_To do_: Sift the material for lines containing "from", and return them.

+--

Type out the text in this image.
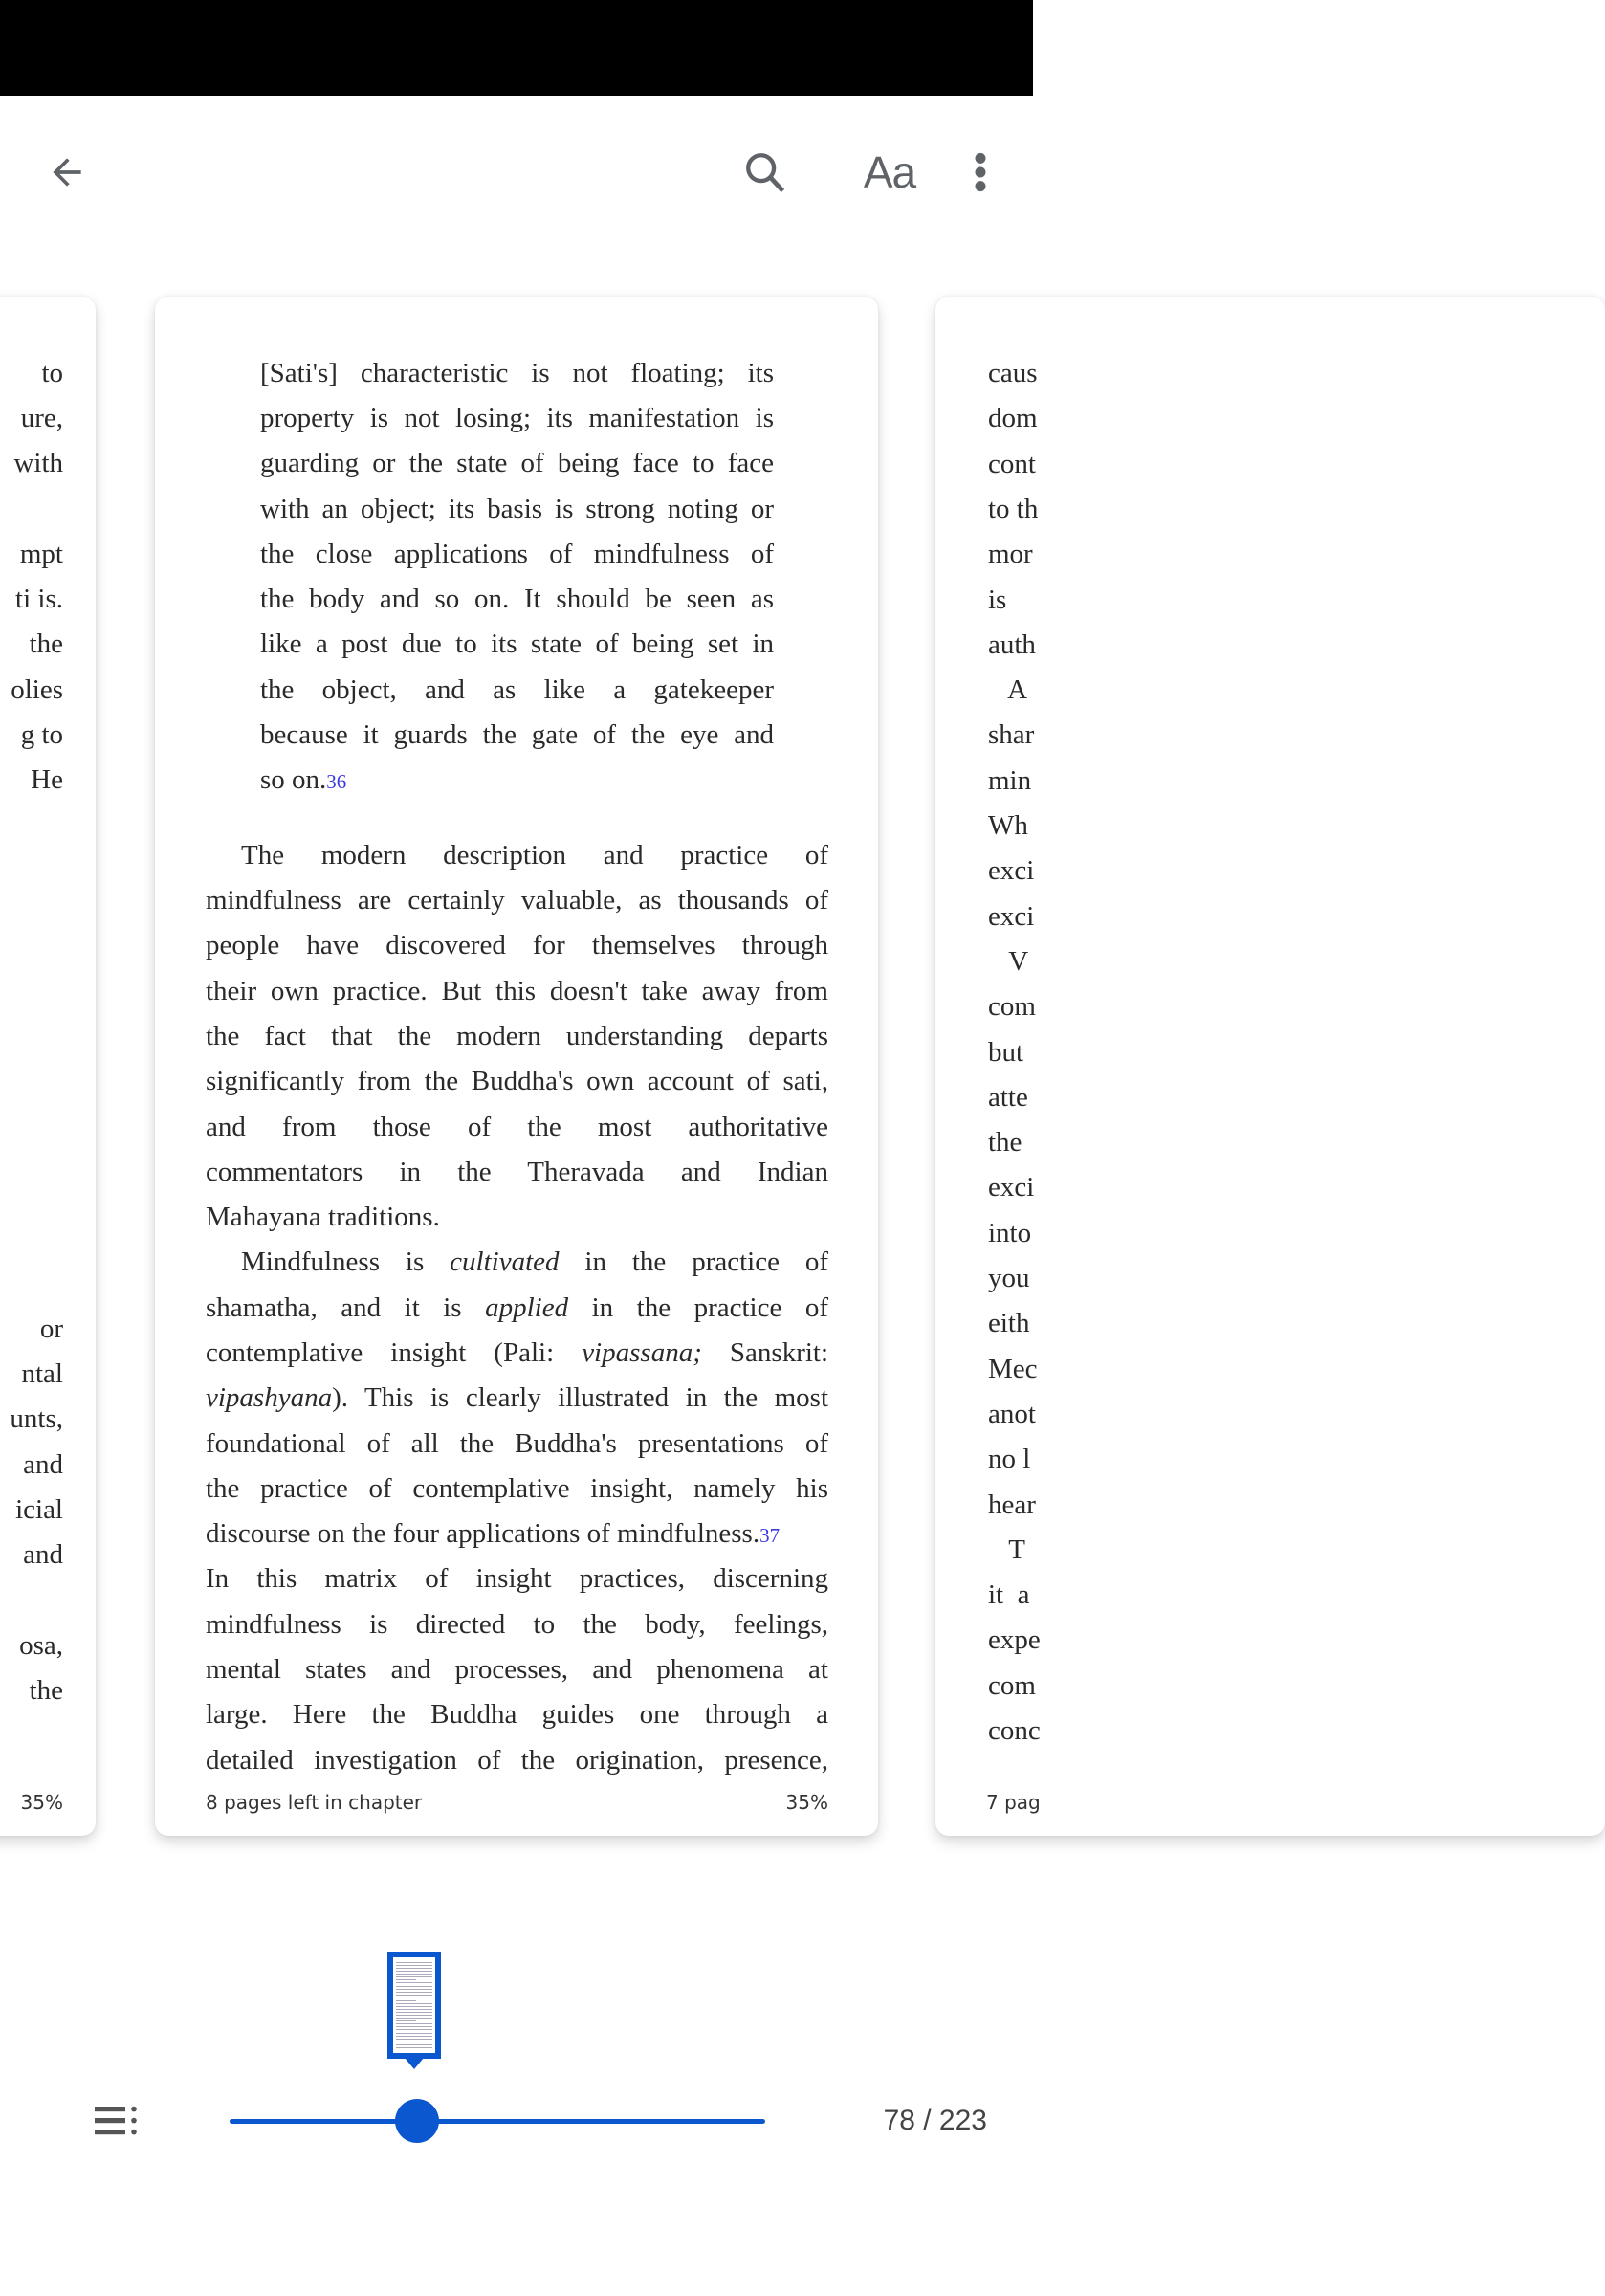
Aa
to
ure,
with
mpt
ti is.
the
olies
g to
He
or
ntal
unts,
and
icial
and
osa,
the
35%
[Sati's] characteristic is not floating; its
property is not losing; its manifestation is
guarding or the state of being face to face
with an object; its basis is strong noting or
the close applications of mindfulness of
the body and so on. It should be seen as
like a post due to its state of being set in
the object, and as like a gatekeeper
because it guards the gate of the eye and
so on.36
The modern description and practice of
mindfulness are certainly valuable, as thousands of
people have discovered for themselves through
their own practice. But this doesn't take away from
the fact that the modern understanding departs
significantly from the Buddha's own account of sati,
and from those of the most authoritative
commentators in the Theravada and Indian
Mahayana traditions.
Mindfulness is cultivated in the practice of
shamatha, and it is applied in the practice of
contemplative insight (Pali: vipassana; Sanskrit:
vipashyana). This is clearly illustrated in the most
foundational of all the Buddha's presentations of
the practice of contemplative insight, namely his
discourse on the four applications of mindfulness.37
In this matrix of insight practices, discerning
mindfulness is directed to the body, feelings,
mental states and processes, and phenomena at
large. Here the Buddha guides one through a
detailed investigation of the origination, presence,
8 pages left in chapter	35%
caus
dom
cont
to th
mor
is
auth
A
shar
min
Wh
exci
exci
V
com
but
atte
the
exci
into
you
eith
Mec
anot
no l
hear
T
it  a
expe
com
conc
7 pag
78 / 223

+--

_Output for this task_:
their own practice. But this doesn't take away from
significantly from the Buddha's own account of sati,
and from those of the most authoritative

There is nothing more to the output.